Task description: Retype the tail of the data exactly, starting at the line containing "Give me the" and stopping at the last line.

(Dataset entries on figures)
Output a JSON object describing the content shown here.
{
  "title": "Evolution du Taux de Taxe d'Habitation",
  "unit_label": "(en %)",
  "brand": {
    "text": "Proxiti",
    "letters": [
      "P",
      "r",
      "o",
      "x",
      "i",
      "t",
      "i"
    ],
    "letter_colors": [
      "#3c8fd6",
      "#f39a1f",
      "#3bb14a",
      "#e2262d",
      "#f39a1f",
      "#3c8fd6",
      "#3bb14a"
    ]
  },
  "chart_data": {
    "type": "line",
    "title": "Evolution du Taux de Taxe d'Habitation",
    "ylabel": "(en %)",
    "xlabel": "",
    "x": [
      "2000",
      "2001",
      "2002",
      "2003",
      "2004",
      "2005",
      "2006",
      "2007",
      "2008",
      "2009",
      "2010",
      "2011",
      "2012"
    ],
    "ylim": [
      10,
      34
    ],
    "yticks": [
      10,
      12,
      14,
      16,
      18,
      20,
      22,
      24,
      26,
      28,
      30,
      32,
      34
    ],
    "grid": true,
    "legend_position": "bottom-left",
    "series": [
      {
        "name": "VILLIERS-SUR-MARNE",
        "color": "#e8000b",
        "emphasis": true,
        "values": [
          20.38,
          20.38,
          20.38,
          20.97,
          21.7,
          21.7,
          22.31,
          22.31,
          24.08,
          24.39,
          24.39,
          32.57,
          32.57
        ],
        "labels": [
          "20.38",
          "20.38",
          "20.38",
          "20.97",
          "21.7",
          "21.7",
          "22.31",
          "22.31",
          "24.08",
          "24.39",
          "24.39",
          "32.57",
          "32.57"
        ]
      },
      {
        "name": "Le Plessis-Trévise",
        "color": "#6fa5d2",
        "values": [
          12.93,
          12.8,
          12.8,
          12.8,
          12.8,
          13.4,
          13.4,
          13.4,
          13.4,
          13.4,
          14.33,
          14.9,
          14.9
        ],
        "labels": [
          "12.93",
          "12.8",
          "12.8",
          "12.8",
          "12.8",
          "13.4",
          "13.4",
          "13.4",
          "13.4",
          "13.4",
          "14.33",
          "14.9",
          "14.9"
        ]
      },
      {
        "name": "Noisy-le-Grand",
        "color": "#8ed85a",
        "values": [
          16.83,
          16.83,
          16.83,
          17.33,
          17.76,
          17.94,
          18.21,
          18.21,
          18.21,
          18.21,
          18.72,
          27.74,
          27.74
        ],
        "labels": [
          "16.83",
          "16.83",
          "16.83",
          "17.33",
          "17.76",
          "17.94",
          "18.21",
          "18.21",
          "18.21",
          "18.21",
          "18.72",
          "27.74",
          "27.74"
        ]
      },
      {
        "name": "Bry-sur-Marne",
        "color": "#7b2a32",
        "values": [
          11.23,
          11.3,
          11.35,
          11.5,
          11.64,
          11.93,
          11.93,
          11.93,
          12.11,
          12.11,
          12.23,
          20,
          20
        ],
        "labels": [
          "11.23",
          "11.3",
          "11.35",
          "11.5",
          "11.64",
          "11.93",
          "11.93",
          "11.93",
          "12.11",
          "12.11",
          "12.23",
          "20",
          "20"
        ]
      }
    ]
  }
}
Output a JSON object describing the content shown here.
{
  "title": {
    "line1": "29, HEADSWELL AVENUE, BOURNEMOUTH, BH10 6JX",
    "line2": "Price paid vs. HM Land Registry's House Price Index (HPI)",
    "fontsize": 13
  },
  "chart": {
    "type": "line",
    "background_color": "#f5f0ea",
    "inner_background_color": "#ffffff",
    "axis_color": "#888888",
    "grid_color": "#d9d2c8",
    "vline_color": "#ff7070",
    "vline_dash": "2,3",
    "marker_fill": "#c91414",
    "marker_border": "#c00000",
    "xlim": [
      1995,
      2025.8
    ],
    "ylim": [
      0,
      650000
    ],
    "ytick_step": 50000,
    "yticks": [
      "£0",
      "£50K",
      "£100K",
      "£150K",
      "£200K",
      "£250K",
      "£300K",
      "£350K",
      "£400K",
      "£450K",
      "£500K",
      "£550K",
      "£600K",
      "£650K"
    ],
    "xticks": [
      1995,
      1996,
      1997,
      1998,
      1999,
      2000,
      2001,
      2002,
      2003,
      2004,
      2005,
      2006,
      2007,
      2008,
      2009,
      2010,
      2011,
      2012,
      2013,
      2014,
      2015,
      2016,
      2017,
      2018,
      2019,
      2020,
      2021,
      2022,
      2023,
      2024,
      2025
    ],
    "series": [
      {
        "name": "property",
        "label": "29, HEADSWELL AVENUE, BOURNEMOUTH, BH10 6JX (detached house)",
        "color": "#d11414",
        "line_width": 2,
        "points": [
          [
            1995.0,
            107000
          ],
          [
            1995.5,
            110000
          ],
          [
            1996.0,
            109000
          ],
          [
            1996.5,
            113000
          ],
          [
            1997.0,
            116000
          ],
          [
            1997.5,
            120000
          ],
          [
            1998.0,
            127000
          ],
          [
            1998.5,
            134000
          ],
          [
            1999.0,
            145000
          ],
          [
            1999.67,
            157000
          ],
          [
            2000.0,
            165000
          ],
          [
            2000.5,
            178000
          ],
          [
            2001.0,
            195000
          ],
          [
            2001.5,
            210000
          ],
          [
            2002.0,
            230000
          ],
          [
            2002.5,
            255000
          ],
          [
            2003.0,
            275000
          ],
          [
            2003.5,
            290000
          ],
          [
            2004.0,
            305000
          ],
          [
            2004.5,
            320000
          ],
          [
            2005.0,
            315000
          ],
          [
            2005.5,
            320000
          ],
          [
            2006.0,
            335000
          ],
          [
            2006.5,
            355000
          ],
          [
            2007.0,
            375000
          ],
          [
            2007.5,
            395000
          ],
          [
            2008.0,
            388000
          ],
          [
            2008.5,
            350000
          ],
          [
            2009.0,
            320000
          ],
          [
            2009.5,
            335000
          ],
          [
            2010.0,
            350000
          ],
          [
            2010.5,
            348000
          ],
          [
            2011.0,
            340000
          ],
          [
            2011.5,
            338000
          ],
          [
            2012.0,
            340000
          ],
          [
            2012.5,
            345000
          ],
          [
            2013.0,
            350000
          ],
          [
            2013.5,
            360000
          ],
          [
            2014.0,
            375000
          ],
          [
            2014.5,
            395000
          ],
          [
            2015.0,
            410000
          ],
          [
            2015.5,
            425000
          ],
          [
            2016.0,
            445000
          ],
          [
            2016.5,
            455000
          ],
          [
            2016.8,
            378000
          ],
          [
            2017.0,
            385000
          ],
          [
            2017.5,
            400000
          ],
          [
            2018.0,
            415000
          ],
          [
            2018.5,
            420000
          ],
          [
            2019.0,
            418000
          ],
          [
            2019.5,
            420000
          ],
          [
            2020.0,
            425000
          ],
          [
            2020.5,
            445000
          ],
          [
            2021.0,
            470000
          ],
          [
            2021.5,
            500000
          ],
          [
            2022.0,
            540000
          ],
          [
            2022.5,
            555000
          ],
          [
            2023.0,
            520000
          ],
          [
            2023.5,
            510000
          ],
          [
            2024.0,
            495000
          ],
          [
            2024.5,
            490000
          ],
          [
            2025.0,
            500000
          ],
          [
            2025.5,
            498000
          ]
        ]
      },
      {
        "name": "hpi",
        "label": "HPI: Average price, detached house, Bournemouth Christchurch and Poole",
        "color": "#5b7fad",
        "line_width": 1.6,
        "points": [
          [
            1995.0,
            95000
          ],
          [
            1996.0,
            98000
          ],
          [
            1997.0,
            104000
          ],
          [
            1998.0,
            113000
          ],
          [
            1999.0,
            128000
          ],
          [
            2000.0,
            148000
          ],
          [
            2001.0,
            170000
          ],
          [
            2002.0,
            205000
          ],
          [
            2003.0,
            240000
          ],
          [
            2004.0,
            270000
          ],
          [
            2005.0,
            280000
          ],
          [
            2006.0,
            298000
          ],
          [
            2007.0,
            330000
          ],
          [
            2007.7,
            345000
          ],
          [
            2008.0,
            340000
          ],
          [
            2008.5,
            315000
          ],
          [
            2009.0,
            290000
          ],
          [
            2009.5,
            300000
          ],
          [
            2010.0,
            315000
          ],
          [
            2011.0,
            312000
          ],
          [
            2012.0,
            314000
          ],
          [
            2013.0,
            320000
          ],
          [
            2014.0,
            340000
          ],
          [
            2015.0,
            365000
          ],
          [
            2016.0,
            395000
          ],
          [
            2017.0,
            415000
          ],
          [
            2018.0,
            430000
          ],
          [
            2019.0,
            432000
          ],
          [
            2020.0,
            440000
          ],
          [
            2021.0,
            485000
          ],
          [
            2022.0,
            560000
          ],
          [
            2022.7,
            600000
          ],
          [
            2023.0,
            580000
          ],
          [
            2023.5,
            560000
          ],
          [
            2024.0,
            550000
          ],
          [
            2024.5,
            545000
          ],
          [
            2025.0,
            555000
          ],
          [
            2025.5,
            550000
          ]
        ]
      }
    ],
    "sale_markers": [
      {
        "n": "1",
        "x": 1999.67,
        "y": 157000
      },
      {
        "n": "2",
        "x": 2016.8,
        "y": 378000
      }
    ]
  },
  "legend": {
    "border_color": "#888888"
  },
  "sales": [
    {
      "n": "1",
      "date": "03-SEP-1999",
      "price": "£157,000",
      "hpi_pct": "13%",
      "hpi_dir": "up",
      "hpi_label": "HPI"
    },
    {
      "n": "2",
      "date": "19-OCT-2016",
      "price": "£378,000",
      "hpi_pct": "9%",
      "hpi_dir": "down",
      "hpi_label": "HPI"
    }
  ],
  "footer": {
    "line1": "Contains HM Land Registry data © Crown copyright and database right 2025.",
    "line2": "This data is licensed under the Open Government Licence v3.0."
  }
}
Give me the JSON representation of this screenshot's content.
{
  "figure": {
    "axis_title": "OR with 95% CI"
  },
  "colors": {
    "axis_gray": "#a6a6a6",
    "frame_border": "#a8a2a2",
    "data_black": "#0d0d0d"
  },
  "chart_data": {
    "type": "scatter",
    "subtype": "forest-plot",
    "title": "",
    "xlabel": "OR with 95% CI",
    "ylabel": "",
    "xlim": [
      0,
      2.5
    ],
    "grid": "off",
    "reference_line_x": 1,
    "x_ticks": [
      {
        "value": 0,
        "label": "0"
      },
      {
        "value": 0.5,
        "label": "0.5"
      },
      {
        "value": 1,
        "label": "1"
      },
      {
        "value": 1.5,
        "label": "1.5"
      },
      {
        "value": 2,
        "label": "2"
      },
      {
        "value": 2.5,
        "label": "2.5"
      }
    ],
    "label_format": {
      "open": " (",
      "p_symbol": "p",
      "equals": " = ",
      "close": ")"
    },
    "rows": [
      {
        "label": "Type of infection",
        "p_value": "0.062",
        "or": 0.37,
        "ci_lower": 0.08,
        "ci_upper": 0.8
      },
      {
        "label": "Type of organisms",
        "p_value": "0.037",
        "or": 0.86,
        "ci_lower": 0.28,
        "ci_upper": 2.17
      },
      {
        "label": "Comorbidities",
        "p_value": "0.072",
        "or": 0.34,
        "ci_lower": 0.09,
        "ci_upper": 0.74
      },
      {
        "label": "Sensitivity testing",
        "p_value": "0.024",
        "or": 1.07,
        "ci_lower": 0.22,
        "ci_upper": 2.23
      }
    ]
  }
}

Finished task:
Give me the JSON representation of this screenshot's content.
{
  "figure": {
    "axis_title": "OR with 95% CI"
  },
  "colors": {
    "axis_gray": "#a6a6a6",
    "frame_border": "#a8a2a2",
    "data_black": "#0d0d0d"
  },
  "chart_data": {
    "type": "scatter",
    "subtype": "forest-plot",
    "title": "",
    "xlabel": "OR with 95% CI",
    "ylabel": "",
    "xlim": [
      0,
      2.5
    ],
    "grid": "off",
    "reference_line_x": 1,
    "x_ticks": [
      {
        "value": 0,
        "label": "0"
      },
      {
        "value": 0.5,
        "label": "0.5"
      },
      {
        "value": 1,
        "label": "1"
      },
      {
        "value": 1.5,
        "label": "1.5"
      },
      {
        "value": 2,
        "label": "2"
      },
      {
        "value": 2.5,
        "label": "2.5"
      }
    ],
    "label_format": {
      "open": " (",
      "p_symbol": "p",
      "equals": " = ",
      "close": ")"
    },
    "rows": [
      {
        "label": "Type of infection",
        "p_value": "0.062",
        "or": 0.37,
        "ci_lower": 0.08,
        "ci_upper": 0.8
      },
      {
        "label": "Type of organisms",
        "p_value": "0.037",
        "or": 0.86,
        "ci_lower": 0.28,
        "ci_upper": 2.17
      },
      {
        "label": "Comorbidities",
        "p_value": "0.072",
        "or": 0.34,
        "ci_lower": 0.09,
        "ci_upper": 0.74
      },
      {
        "label": "Sensitivity testing",
        "p_value": "0.024",
        "or": 1.07,
        "ci_lower": 0.22,
        "ci_upper": 2.23
      }
    ]
  }
}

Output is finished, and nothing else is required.